◆ **SOURCE DATA**:
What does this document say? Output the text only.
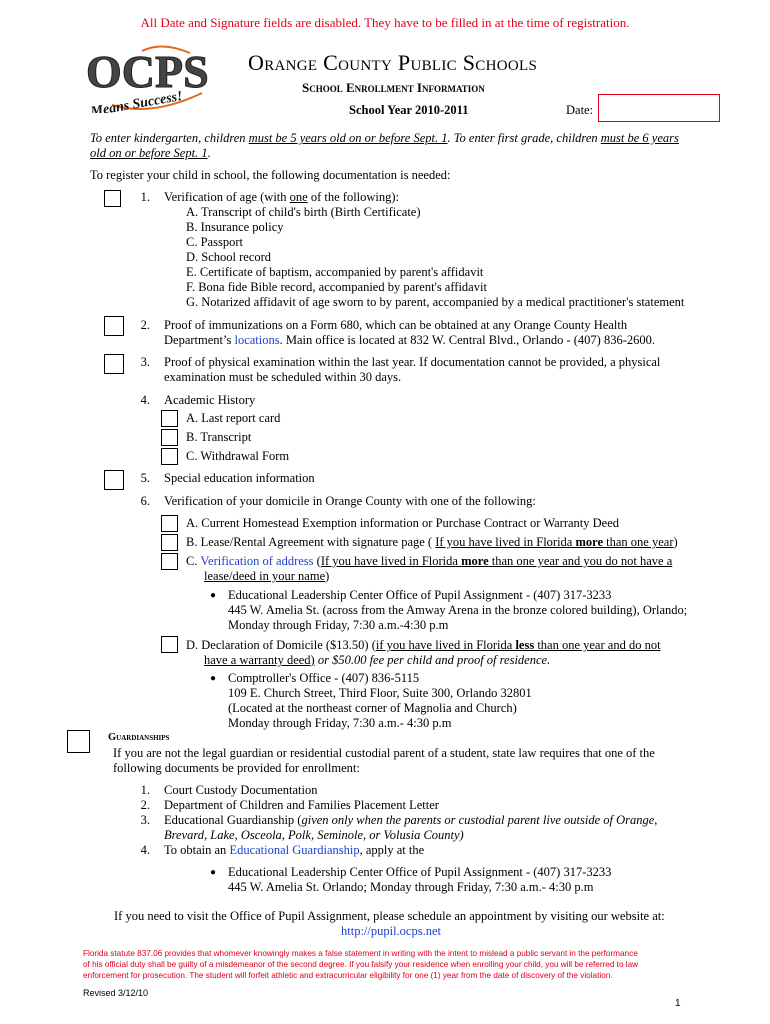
All Date and Signature fields are disabled. They have to be filled in at the time of registration.
OCPS
Means Success!
Orange County Public Schools
School Enrollment Information
School Year 2010-2011	Date:
To enter kindergarten, children must be 5 years old on or before Sept. 1. To enter first grade, children must be 6 years
old on or before Sept. 1.
To register your child in school, the following documentation is needed:
1. Verification of age (with one of the following):
A. Transcript of child's birth (Birth Certificate)
B. Insurance policy
C. Passport
D. School record
E. Certificate of baptism, accompanied by parent's affidavit
F. Bona fide Bible record, accompanied by parent's affidavit
G. Notarized affidavit of age sworn to by parent, accompanied by a medical practitioner's statement
2. Proof of immunizations on a Form 680, which can be obtained at any Orange County Health
Department’s locations. Main office is located at 832 W. Central Blvd., Orlando - (407) 836-2600.
3. Proof of physical examination within the last year. If documentation cannot be provided, a physical
examination must be scheduled within 30 days.
4. Academic History
A. Last report card
B. Transcript
C. Withdrawal Form
5. Special education information
6. Verification of your domicile in Orange County with one of the following:
A. Current Homestead Exemption information or Purchase Contract or Warranty Deed
B. Lease/Rental Agreement with signature page ( If you have lived in Florida more than one year)
C. Verification of address (If you have lived in Florida more than one year and you do not have a
lease/deed in your name)
● Educational Leadership Center Office of Pupil Assignment - (407) 317-3233
445 W. Amelia St. (across from the Amway Arena in the bronze colored building), Orlando;
Monday through Friday, 7:30 a.m.-4:30 p.m
D. Declaration of Domicile ($13.50) (if you have lived in Florida less than one year and do not
have a warranty deed) or $50.00 fee per child and proof of residence.
● Comptroller's Office - (407) 836-5115
109 E. Church Street, Third Floor, Suite 300, Orlando 32801
(Located at the northeast corner of Magnolia and Church)
Monday through Friday, 7:30 a.m.- 4:30 p.m
Guardianships
If you are not the legal guardian or residential custodial parent of a student, state law requires that one of the
following documents be provided for enrollment:
1. Court Custody Documentation
2. Department of Children and Families Placement Letter
3. Educational Guardianship (given only when the parents or custodial parent live outside of Orange,
Brevard, Lake, Osceola, Polk, Seminole, or Volusia County)
4. To obtain an Educational Guardianship, apply at the
● Educational Leadership Center Office of Pupil Assignment - (407) 317-3233
445 W. Amelia St. Orlando; Monday through Friday, 7:30 a.m.- 4:30 p.m
If you need to visit the Office of Pupil Assignment, please schedule an appointment by visiting our website at:
http://pupil.ocps.net
Florida statute 837.06 provides that whomever knowingly makes a false statement in writing with the intent to mislead a public servant in the performance
of his official duty shall be guilty of a misdemeanor of the second degree. If you falsify your residence when enrolling your child, you will be referred to law
enforcement for prosecution. The student will forfeit athletic and extracurricular eligibility for one (1) year from the date of discovery of the violation.
Revised 3/12/10
1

◆ **EXERCISE DESCRIPTION**: Work through the data and report how many of its lines hold the word "within", giving only the figure.

◆ **SOLUTION**: 2